╭──

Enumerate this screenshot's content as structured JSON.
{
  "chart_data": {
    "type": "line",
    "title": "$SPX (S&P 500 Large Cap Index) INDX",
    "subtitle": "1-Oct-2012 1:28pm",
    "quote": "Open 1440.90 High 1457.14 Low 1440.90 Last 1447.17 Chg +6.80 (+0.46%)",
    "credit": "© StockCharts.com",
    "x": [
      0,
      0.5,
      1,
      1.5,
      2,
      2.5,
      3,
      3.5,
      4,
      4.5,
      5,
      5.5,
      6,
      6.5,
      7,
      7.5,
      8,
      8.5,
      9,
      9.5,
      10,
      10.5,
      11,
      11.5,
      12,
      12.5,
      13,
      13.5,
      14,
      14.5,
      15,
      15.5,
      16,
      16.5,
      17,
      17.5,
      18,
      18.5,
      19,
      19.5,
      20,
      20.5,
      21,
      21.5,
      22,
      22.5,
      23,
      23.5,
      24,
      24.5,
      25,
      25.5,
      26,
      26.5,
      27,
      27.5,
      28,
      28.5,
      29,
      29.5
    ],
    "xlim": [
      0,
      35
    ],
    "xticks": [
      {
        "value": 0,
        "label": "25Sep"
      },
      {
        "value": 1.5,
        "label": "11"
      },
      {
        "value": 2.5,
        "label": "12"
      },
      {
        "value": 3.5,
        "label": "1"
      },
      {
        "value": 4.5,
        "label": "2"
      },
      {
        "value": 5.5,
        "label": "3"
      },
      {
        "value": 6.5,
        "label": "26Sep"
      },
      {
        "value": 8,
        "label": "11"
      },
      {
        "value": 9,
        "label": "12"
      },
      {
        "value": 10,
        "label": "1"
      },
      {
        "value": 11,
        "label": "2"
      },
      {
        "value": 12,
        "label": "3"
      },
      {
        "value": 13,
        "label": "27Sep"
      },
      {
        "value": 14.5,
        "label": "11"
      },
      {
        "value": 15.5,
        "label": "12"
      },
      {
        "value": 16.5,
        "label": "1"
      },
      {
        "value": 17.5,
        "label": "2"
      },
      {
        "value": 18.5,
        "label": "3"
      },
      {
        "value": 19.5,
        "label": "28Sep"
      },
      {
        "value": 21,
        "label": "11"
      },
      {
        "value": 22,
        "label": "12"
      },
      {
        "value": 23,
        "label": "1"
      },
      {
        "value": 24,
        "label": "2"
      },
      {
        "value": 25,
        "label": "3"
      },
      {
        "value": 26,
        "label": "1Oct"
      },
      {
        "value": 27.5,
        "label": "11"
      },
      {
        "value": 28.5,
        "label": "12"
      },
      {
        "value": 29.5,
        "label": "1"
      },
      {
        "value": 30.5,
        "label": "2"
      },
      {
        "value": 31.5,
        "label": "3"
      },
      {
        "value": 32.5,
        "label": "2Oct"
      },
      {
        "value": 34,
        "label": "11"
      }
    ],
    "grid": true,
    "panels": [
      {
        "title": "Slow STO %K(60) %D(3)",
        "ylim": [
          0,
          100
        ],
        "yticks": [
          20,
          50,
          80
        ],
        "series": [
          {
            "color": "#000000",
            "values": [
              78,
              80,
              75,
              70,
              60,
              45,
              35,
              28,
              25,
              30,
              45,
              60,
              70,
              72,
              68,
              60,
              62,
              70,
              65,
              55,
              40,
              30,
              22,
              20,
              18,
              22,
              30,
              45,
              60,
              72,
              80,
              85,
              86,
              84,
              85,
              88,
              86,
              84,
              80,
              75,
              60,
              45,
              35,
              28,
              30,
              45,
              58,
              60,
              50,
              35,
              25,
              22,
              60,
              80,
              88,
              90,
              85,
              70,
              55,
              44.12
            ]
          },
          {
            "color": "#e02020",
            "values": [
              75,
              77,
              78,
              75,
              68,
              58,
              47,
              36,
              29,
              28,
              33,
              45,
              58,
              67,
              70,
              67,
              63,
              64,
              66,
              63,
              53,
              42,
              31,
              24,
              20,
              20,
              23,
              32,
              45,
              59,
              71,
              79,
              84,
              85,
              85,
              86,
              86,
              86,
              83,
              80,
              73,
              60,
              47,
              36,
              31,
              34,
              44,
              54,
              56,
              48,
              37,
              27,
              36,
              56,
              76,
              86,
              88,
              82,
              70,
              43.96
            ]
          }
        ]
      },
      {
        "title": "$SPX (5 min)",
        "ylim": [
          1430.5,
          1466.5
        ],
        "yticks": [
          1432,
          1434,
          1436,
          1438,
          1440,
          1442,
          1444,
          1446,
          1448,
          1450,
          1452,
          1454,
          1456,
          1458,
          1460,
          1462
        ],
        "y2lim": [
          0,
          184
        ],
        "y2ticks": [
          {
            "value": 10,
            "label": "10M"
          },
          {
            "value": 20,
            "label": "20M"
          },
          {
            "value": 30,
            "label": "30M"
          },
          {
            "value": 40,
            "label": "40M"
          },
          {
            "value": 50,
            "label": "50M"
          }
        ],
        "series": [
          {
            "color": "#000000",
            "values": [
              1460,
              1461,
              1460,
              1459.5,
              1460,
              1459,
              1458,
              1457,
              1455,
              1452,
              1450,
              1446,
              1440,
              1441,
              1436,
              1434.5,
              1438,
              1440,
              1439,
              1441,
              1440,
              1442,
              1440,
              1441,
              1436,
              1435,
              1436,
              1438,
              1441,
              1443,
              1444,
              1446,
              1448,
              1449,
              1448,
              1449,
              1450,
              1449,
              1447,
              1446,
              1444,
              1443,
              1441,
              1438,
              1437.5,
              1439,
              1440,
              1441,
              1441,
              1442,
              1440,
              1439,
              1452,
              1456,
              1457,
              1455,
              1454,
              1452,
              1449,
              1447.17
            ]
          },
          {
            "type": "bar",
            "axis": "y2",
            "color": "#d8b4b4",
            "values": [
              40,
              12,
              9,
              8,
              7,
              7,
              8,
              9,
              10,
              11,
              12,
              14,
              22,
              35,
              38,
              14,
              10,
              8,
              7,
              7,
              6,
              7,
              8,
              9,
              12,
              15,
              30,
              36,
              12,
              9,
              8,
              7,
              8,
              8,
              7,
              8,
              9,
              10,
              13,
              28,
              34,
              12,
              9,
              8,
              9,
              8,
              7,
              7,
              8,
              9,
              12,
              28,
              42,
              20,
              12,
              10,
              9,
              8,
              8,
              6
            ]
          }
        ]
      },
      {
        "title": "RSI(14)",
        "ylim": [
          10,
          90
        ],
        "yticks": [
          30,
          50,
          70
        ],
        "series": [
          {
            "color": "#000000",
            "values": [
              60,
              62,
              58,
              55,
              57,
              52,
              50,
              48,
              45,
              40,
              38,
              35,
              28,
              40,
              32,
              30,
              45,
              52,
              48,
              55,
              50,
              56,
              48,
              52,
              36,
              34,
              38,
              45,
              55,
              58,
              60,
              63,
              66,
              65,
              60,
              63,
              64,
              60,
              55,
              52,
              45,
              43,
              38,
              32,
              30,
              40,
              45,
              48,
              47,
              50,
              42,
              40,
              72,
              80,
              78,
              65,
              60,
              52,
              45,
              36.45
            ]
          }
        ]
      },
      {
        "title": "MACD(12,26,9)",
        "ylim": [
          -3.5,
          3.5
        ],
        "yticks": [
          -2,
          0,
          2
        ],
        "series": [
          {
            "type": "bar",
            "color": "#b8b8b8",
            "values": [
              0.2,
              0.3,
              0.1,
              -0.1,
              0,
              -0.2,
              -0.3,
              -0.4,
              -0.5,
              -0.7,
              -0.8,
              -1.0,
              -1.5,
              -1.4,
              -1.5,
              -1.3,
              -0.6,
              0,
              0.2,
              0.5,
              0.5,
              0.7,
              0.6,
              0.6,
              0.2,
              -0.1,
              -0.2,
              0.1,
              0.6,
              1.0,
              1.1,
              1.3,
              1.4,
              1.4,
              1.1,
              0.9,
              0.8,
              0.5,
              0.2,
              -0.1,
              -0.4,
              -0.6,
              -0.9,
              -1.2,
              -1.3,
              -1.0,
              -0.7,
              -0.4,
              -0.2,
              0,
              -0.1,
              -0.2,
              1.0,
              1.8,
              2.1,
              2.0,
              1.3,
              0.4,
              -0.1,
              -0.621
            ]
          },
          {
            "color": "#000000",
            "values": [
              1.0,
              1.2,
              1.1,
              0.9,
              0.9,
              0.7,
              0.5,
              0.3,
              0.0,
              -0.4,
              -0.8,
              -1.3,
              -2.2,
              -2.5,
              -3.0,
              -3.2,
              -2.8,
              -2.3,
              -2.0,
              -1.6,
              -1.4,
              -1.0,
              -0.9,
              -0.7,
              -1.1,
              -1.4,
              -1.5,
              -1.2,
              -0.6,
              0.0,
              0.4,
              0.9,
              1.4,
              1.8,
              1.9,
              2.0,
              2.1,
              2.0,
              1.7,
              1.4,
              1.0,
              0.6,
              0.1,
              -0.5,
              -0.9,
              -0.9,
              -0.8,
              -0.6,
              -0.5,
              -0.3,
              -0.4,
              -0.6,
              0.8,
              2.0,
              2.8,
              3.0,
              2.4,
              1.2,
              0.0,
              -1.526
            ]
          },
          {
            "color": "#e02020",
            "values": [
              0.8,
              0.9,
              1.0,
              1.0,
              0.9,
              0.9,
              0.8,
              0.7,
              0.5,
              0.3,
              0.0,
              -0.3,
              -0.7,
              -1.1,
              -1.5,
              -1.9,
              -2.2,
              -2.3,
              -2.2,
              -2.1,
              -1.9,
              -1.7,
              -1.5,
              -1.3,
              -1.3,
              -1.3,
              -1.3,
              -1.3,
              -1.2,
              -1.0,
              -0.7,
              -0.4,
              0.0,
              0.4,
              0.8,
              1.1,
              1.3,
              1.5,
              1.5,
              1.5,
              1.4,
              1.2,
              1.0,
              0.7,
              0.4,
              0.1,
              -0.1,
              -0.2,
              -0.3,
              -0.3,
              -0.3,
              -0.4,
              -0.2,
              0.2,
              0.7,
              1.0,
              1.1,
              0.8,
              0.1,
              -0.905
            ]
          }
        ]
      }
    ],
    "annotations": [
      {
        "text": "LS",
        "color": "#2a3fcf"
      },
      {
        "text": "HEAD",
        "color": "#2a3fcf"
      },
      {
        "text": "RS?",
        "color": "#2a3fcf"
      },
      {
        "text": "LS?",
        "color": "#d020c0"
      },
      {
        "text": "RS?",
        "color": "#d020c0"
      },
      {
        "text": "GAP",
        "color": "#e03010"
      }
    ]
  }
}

╰──

Exercise brief:
From the entries, report each line that includes the word "text".

Output of the exercise:
        "text": "LS",
        "text": "HEAD",
        "text": "RS?",
        "text": "LS?",
        "text": "RS?",
        "text": "GAP",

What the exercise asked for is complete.